◆ **Task 1**: Output the part of the dime museum passage between "IF you believe" and "man and ape.", inclusive, copying it word for word.

IF you believe Gregory Gibson, which for the moment I’m happy to do, it all began with freak shows. American pop culture that is, from highbrow to low. I’m oversimplifying wildly of course, and so is Gibson, but for argument’s sake, let’s start with the “dime museums” of the 19th century -- palaces of curiosities that displayed portraits of famous men, artifacts of conquered peoples and all manner of oddities from mud turtles to mermaids. P.T. Barnum’s American Museum featured a lecture room, where, for their betterment, the paying masses could view uplifting dramas, Siamese twins and a microcephalic African American from New Jersey billed as a “missing link” between man and ape.

The dramas morphed into vaudeville, the portrait halls into our finer art museums and the freak shows (perhaps) into everything else -- but first into free-standing freak shows, either carnival sideshows or independent amusement halls such as the famed Hubert’s Museum, which held its ground on New York’s 42nd Street until the late 1960s. This genealogy -- in which “American Idol,” the Getty Center and Sealo the Seal Boy all sprout from the same root -- may be less than watertight, but it does explain a lot.

Labeled box rows:
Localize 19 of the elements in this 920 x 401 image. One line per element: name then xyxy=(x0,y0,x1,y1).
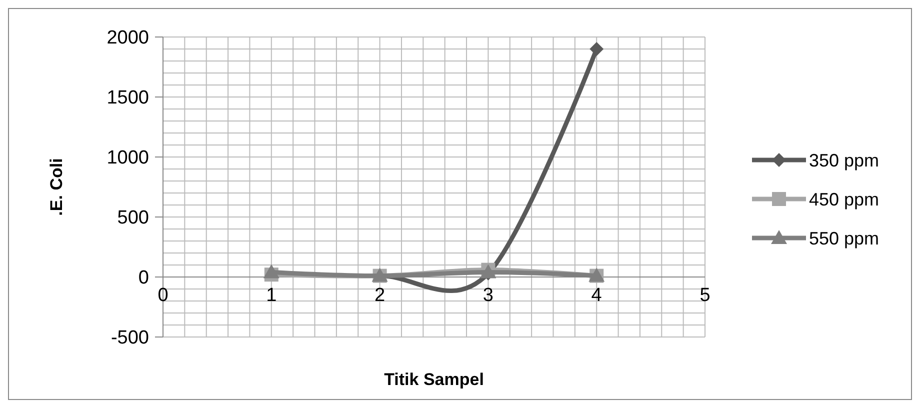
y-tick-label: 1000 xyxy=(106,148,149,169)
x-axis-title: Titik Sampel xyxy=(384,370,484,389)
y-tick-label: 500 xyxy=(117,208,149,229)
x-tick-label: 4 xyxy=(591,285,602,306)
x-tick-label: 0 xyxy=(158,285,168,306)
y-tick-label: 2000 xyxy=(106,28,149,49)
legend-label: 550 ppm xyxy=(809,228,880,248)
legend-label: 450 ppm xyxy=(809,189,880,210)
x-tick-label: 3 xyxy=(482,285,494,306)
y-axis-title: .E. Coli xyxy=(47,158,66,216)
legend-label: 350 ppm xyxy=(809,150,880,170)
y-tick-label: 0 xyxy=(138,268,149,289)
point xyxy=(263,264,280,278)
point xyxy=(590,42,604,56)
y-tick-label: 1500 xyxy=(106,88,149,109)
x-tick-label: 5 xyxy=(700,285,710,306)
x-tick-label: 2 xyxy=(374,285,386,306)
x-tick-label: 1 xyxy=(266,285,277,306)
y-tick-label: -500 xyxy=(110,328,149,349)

...

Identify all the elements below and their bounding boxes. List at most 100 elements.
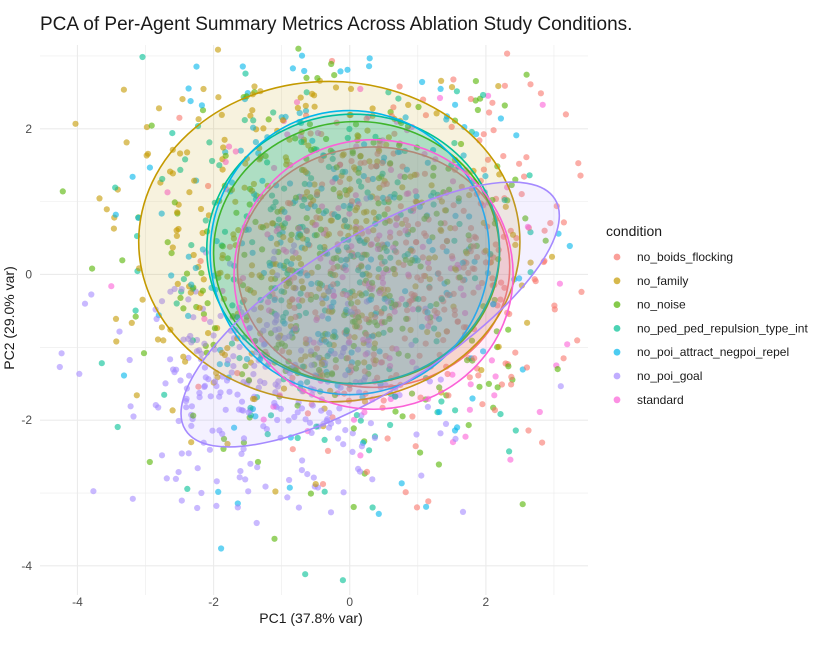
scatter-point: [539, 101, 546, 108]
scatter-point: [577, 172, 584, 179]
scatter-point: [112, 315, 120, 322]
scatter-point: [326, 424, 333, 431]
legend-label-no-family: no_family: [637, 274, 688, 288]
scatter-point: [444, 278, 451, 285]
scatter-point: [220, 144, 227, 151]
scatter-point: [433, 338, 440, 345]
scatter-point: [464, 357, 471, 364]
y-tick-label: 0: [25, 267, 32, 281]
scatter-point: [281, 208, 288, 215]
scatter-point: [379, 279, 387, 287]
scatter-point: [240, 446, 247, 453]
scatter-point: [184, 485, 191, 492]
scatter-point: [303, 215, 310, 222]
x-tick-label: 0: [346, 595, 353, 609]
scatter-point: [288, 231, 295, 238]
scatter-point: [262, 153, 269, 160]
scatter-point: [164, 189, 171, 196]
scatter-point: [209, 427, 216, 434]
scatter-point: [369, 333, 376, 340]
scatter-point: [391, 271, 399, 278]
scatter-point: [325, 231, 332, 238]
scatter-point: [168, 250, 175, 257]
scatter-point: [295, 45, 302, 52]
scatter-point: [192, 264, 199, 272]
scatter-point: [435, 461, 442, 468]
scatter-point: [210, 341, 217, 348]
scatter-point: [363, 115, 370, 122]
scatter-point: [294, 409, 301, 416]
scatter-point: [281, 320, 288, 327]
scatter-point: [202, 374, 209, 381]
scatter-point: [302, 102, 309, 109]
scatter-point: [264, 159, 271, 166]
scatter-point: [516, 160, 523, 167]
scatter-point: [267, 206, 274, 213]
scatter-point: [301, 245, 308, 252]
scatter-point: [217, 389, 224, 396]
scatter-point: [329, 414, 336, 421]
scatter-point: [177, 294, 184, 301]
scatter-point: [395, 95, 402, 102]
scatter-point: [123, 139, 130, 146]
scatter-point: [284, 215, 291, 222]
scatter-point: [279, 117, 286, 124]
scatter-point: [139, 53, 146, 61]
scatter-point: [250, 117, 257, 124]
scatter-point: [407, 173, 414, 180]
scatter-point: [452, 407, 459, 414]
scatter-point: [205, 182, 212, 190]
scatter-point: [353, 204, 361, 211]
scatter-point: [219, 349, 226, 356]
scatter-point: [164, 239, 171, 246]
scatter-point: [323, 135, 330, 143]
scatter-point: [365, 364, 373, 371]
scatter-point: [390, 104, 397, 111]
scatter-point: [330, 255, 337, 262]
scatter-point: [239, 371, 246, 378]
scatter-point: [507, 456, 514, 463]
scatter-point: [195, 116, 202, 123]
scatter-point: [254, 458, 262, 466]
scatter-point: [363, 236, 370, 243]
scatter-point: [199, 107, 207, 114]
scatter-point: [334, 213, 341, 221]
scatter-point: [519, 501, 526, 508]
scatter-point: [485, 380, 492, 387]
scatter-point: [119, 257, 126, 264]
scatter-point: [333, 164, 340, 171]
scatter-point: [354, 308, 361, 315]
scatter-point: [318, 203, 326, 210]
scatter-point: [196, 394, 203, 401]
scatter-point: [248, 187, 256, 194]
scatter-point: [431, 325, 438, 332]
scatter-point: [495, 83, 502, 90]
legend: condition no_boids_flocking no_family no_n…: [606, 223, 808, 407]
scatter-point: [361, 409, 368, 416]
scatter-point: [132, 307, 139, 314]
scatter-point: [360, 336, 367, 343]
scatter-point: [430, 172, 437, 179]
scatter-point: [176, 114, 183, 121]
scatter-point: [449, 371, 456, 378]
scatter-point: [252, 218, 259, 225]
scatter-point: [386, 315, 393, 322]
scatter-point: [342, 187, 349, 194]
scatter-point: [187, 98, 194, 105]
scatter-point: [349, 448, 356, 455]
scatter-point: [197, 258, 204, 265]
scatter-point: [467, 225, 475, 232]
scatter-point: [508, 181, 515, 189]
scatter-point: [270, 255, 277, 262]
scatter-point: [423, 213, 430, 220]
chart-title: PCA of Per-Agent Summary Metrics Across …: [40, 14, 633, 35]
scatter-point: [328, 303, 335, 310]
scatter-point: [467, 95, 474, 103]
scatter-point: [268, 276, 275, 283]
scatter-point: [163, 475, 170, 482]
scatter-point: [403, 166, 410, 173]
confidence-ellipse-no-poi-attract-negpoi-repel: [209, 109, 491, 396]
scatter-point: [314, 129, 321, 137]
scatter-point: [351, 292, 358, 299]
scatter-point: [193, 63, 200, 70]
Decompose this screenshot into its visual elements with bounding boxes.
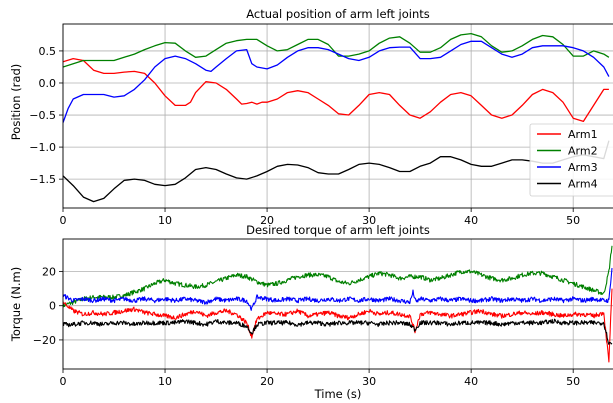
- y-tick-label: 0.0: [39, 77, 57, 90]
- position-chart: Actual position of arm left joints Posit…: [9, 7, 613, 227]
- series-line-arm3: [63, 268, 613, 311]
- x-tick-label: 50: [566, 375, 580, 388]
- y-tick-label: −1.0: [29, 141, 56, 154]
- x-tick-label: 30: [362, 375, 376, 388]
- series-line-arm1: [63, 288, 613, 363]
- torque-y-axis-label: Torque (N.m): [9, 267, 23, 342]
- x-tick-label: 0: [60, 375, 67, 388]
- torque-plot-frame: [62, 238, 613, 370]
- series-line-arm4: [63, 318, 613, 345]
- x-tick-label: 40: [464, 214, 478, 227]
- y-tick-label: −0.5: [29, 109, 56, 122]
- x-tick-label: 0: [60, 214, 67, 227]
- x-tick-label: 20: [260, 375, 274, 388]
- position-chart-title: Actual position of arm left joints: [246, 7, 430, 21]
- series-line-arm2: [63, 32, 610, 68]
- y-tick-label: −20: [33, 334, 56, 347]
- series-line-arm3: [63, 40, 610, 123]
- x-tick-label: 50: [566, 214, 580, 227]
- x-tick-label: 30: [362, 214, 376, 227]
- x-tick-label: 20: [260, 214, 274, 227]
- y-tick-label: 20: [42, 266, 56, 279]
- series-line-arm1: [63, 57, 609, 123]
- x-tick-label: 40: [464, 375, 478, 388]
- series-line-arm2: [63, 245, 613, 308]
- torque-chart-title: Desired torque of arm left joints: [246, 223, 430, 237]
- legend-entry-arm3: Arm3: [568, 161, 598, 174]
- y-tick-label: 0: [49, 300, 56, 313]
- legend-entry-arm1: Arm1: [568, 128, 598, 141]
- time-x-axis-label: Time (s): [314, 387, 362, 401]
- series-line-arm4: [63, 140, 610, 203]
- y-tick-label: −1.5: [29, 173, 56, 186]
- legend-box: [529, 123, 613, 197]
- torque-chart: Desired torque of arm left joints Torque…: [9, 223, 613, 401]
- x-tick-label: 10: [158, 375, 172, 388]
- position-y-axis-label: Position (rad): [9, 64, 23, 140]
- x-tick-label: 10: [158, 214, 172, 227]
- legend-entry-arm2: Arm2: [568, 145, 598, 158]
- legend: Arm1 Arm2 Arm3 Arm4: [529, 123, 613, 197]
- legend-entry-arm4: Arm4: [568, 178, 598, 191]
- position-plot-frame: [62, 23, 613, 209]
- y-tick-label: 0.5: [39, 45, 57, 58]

...

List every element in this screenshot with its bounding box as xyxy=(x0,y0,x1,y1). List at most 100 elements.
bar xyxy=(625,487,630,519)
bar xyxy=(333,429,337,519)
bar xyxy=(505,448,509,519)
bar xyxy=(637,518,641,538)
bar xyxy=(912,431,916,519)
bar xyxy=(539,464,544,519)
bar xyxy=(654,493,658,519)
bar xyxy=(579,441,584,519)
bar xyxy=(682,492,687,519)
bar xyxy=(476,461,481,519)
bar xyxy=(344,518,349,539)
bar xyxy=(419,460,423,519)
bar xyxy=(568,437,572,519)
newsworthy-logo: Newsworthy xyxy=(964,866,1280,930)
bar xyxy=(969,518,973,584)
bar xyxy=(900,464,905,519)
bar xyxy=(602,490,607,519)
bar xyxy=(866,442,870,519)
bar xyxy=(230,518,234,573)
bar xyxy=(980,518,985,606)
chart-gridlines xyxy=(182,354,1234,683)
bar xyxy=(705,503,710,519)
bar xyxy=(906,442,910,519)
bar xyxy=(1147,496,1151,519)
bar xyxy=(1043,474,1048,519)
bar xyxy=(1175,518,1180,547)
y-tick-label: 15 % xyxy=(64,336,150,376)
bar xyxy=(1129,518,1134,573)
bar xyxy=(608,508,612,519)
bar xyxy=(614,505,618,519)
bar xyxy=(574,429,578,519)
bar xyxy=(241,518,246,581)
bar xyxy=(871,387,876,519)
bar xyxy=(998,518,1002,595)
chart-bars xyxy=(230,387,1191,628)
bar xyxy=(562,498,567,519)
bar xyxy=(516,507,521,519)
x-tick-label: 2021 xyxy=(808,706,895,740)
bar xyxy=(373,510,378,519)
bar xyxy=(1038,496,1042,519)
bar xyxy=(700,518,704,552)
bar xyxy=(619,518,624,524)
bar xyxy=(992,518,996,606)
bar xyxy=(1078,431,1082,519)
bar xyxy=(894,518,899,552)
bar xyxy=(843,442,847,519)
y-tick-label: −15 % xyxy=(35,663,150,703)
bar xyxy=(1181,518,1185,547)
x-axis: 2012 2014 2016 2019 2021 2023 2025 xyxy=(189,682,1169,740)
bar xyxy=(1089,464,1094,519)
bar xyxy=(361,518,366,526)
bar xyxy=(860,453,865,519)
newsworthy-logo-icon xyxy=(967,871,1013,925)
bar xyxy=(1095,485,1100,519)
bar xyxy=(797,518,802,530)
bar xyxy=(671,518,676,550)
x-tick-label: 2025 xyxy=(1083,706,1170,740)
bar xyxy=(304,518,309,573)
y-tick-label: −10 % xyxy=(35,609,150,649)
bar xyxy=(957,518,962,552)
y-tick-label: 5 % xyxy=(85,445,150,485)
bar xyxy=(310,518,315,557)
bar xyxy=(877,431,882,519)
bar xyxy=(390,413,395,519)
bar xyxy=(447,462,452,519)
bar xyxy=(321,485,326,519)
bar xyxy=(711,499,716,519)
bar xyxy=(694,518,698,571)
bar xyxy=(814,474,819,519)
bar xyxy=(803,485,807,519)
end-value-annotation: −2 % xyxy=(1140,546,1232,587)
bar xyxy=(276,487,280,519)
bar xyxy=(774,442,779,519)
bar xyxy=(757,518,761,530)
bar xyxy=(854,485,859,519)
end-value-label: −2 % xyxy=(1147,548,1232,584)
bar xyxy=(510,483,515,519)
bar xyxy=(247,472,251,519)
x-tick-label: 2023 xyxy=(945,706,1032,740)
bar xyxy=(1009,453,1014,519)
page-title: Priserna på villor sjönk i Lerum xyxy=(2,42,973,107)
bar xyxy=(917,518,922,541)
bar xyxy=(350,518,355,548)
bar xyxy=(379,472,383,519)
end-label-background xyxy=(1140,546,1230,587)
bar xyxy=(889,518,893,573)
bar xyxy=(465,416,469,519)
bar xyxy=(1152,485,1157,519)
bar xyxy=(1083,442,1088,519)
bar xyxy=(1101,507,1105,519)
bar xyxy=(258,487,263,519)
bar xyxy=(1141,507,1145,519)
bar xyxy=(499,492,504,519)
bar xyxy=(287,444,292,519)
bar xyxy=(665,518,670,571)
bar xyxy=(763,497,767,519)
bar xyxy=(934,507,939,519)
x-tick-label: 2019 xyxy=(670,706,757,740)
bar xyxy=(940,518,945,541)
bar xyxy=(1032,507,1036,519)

◆ **Task 2**: Find every line in the rows above that contains the string "screenshot", matching case, and copy each of those lines.

◆ **Response 1**:
IF you believe Gregory Gibson, which for the moment I’m happy to do, it all began with freak shows. American pop culture that is, from highbrow to low. I’m oversimplifying wildly of course, and so is Gibson, but for argument’s sake, let’s start with the “dime museums” of the 19th century -- palaces of curiosities that displayed portraits of famous men, artifacts of conquered peoples and all manner of oddities from mud turtles to mermaids. P.T. Barnum’s American Museum featured a lecture room, where, for their betterment, the paying masses could view uplifting dramas, Siamese twins and a microcephalic African American from New Jersey billed as a “missing link” between man and ape.

◆ **Response 2**:
Decompose this screenshot into its visual elements with bounding boxes.
List every element in this screenshot with its bounding box as xyxy=(x0,y0,x1,y1). List at most 100 elements.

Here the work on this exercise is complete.